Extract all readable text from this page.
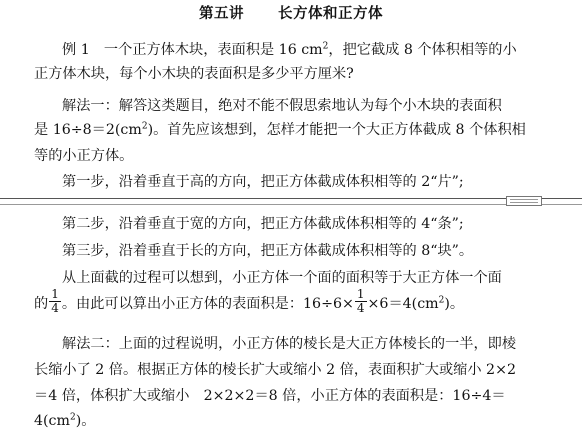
第五讲 长方体和正方体
例 1　一个正方体木块，表面积是 16 $cm^2$，把它截成 8 个体积相等的小
正方体木块，每个小木块的表面积是多少平方厘米?
解法一：解答这类题目，绝对不能不假思索地认为每个小木块的表面积
是 $16\div 8=2(cm^2)$。首先应该想到，怎样才能把一个大正方体截成 8 个体积相
等的小正方体。
第一步，沿着垂直于高的方向，把正方体截成体积相等的 2“片”;
第二步，沿着垂直于宽的方向，把正方体截成体积相等的 4“条”;
第三步，沿着垂直于长的方向，把正方体截成体积相等的 8“块”。
从上面截的过程可以想到，小正方体一个面的面积等于大正方体一个面
的 $\frac{1}{4}$ 。由此可以算出小正方体的表面积是：$16\div 6\times \frac{1}{4} \times 6=4(cm^2)$。
解法二：上面的过程说明，小正方体的棱长是大正方体棱长的一半，即棱
长缩小了 2 倍。根据正方体的棱长扩大或缩小 2 倍，表面积扩大或缩小 2×2
＝4 倍，体积扩大或缩小　2×2×2＝8 倍，小正方体的表面积是：16÷4＝
$4(cm^2)$。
+++
Where a line contains the string "把正方体截成体积相等的", extract that line.

**ANSWER TO THE TASK**
第一步，沿着垂直于高的方向，把正方体截成体积相等的 2“片”;
第二步，沿着垂直于宽的方向，把正方体截成体积相等的 4“条”;
第三步，沿着垂直于长的方向，把正方体截成体积相等的 8“块”。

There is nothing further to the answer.